• _RECORDS SHOWN_:

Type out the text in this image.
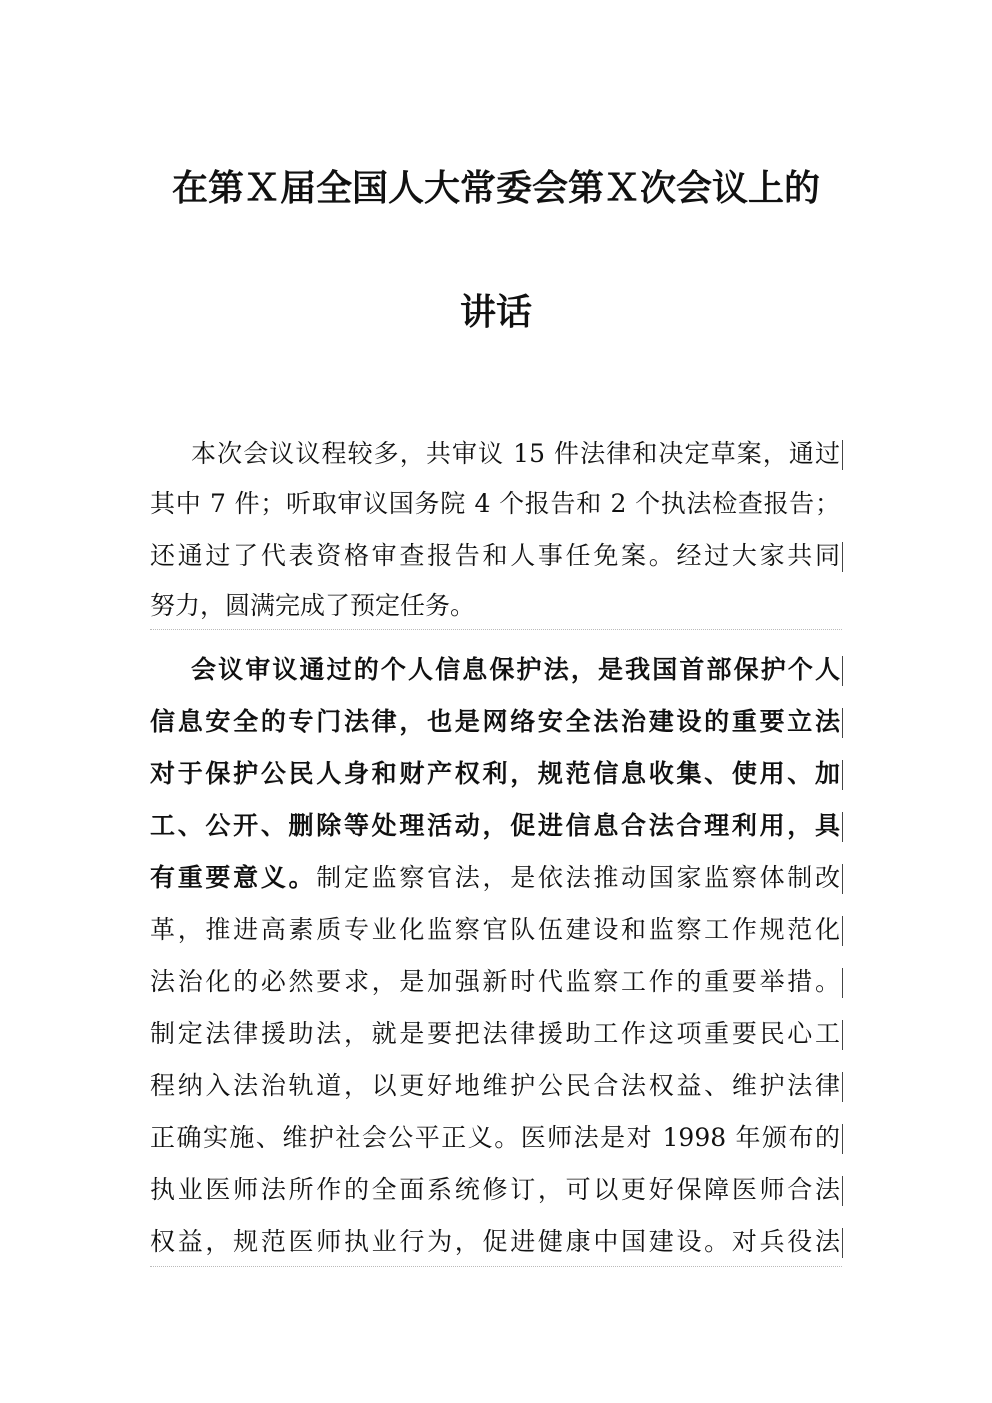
在第Ｘ届全国人大常委会第Ｘ次会议上的
讲话

本次会议议程较多，共审议 15 件法律和决定草案，通过

其中 7 件；听取审议国务院 4 个报告和 2 个执法检查报告；

还通过了代表资格审查报告和人事任免案。经过大家共同

努力，圆满完成了预定任务。

会议审议通过的个人信息保护法，是我国首部保护个人

信息安全的专门法律，也是网络安全法治建设的重要立法

对于保护公民人身和财产权利，规范信息收集、使用、加

工、公开、删除等处理活动，促进信息合法合理利用，具

有重要意义。制定监察官法，是依法推动国家监察体制改

革，推进高素质专业化监察官队伍建设和监察工作规范化

法治化的必然要求，是加强新时代监察工作的重要举措。

制定法律援助法，就是要把法律援助工作这项重要民心工

程纳入法治轨道，以更好地维护公民合法权益、维护法律

正确实施、维护社会公平正义。医师法是对 1998 年颁布的

执业医师法所作的全面系统修订，可以更好保障医师合法

权益，规范医师执业行为，促进健康中国建设。对兵役法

• _TASK TO CARRY OUT_:
Repeat the data above exactly, but not the pictures.

• _TASK OUTPUT_:
Type out the text in this image.
在第Ｘ届全国人大常委会第Ｘ次会议上的
讲话

本次会议议程较多，共审议 15 件法律和决定草案，通过

其中 7 件；听取审议国务院 4 个报告和 2 个执法检查报告；

还通过了代表资格审查报告和人事任免案。经过大家共同

努力，圆满完成了预定任务。

会议审议通过的个人信息保护法，是我国首部保护个人

信息安全的专门法律，也是网络安全法治建设的重要立法

对于保护公民人身和财产权利，规范信息收集、使用、加

工、公开、删除等处理活动，促进信息合法合理利用，具

有重要意义。制定监察官法，是依法推动国家监察体制改

革，推进高素质专业化监察官队伍建设和监察工作规范化

法治化的必然要求，是加强新时代监察工作的重要举措。

制定法律援助法，就是要把法律援助工作这项重要民心工

程纳入法治轨道，以更好地维护公民合法权益、维护法律

正确实施、维护社会公平正义。医师法是对 1998 年颁布的

执业医师法所作的全面系统修订，可以更好保障医师合法

权益，规范医师执业行为，促进健康中国建设。对兵役法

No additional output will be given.